Problem statement: Write out the listing exactly as it is given.

Entries with figure data:
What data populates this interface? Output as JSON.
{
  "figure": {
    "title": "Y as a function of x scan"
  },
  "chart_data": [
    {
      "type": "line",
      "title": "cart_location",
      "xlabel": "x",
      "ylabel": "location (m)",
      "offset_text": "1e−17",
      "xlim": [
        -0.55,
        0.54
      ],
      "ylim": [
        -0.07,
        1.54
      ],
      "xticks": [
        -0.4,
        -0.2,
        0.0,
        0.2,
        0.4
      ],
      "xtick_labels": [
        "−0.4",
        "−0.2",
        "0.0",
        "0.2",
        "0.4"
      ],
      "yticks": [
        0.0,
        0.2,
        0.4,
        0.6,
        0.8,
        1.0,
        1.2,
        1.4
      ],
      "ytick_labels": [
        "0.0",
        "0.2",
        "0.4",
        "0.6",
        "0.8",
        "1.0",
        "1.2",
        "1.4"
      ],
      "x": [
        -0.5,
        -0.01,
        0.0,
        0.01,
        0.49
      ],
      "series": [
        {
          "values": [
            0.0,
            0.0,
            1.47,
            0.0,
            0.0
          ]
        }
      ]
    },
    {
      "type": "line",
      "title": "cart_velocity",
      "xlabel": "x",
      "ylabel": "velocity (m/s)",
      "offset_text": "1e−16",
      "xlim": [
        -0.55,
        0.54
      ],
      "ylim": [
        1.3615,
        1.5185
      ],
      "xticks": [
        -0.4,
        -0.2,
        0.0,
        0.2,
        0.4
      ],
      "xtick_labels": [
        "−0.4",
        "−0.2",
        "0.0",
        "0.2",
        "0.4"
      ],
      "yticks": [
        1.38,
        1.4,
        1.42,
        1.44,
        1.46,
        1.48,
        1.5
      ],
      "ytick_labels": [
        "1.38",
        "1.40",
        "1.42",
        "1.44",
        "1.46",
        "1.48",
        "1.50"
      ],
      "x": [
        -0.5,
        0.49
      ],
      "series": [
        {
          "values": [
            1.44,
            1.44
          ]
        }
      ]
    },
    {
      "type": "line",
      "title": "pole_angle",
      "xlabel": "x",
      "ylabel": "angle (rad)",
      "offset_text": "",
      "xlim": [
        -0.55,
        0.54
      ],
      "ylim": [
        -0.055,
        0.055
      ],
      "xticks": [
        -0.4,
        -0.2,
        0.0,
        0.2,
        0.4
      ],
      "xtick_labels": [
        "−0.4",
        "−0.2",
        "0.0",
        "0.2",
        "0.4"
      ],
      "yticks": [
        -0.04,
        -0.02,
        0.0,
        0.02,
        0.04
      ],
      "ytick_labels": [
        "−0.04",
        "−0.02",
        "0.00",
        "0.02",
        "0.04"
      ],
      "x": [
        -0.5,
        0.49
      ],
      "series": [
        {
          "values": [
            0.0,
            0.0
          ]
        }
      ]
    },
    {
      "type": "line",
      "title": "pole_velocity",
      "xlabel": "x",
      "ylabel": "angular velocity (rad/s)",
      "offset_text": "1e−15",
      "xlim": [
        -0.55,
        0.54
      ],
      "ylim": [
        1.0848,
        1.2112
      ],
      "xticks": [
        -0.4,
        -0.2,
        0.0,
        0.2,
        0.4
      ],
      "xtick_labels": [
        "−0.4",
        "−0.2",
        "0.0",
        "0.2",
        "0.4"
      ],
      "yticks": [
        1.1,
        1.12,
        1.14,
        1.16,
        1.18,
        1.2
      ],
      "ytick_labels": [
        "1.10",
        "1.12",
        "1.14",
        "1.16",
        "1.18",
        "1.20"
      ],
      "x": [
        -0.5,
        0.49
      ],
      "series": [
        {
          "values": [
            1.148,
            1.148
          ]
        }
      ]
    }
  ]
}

Output for this exercise:
What data populates this interface? Output as JSON.
{
  "figure": {
    "title": "Y as a function of x scan"
  },
  "chart_data": [
    {
      "type": "line",
      "title": "cart_location",
      "xlabel": "x",
      "ylabel": "location (m)",
      "offset_text": "1e−17",
      "xlim": [
        -0.55,
        0.54
      ],
      "ylim": [
        -0.07,
        1.54
      ],
      "xticks": [
        -0.4,
        -0.2,
        0.0,
        0.2,
        0.4
      ],
      "xtick_labels": [
        "−0.4",
        "−0.2",
        "0.0",
        "0.2",
        "0.4"
      ],
      "yticks": [
        0.0,
        0.2,
        0.4,
        0.6,
        0.8,
        1.0,
        1.2,
        1.4
      ],
      "ytick_labels": [
        "0.0",
        "0.2",
        "0.4",
        "0.6",
        "0.8",
        "1.0",
        "1.2",
        "1.4"
      ],
      "x": [
        -0.5,
        -0.01,
        0.0,
        0.01,
        0.49
      ],
      "series": [
        {
          "values": [
            0.0,
            0.0,
            1.47,
            0.0,
            0.0
          ]
        }
      ]
    },
    {
      "type": "line",
      "title": "cart_velocity",
      "xlabel": "x",
      "ylabel": "velocity (m/s)",
      "offset_text": "1e−16",
      "xlim": [
        -0.55,
        0.54
      ],
      "ylim": [
        1.3615,
        1.5185
      ],
      "xticks": [
        -0.4,
        -0.2,
        0.0,
        0.2,
        0.4
      ],
      "xtick_labels": [
        "−0.4",
        "−0.2",
        "0.0",
        "0.2",
        "0.4"
      ],
      "yticks": [
        1.38,
        1.4,
        1.42,
        1.44,
        1.46,
        1.48,
        1.5
      ],
      "ytick_labels": [
        "1.38",
        "1.40",
        "1.42",
        "1.44",
        "1.46",
        "1.48",
        "1.50"
      ],
      "x": [
        -0.5,
        0.49
      ],
      "series": [
        {
          "values": [
            1.44,
            1.44
          ]
        }
      ]
    },
    {
      "type": "line",
      "title": "pole_angle",
      "xlabel": "x",
      "ylabel": "angle (rad)",
      "offset_text": "",
      "xlim": [
        -0.55,
        0.54
      ],
      "ylim": [
        -0.055,
        0.055
      ],
      "xticks": [
        -0.4,
        -0.2,
        0.0,
        0.2,
        0.4
      ],
      "xtick_labels": [
        "−0.4",
        "−0.2",
        "0.0",
        "0.2",
        "0.4"
      ],
      "yticks": [
        -0.04,
        -0.02,
        0.0,
        0.02,
        0.04
      ],
      "ytick_labels": [
        "−0.04",
        "−0.02",
        "0.00",
        "0.02",
        "0.04"
      ],
      "x": [
        -0.5,
        0.49
      ],
      "series": [
        {
          "values": [
            0.0,
            0.0
          ]
        }
      ]
    },
    {
      "type": "line",
      "title": "pole_velocity",
      "xlabel": "x",
      "ylabel": "angular velocity (rad/s)",
      "offset_text": "1e−15",
      "xlim": [
        -0.55,
        0.54
      ],
      "ylim": [
        1.0848,
        1.2112
      ],
      "xticks": [
        -0.4,
        -0.2,
        0.0,
        0.2,
        0.4
      ],
      "xtick_labels": [
        "−0.4",
        "−0.2",
        "0.0",
        "0.2",
        "0.4"
      ],
      "yticks": [
        1.1,
        1.12,
        1.14,
        1.16,
        1.18,
        1.2
      ],
      "ytick_labels": [
        "1.10",
        "1.12",
        "1.14",
        "1.16",
        "1.18",
        "1.20"
      ],
      "x": [
        -0.5,
        0.49
      ],
      "series": [
        {
          "values": [
            1.148,
            1.148
          ]
        }
      ]
    }
  ]
}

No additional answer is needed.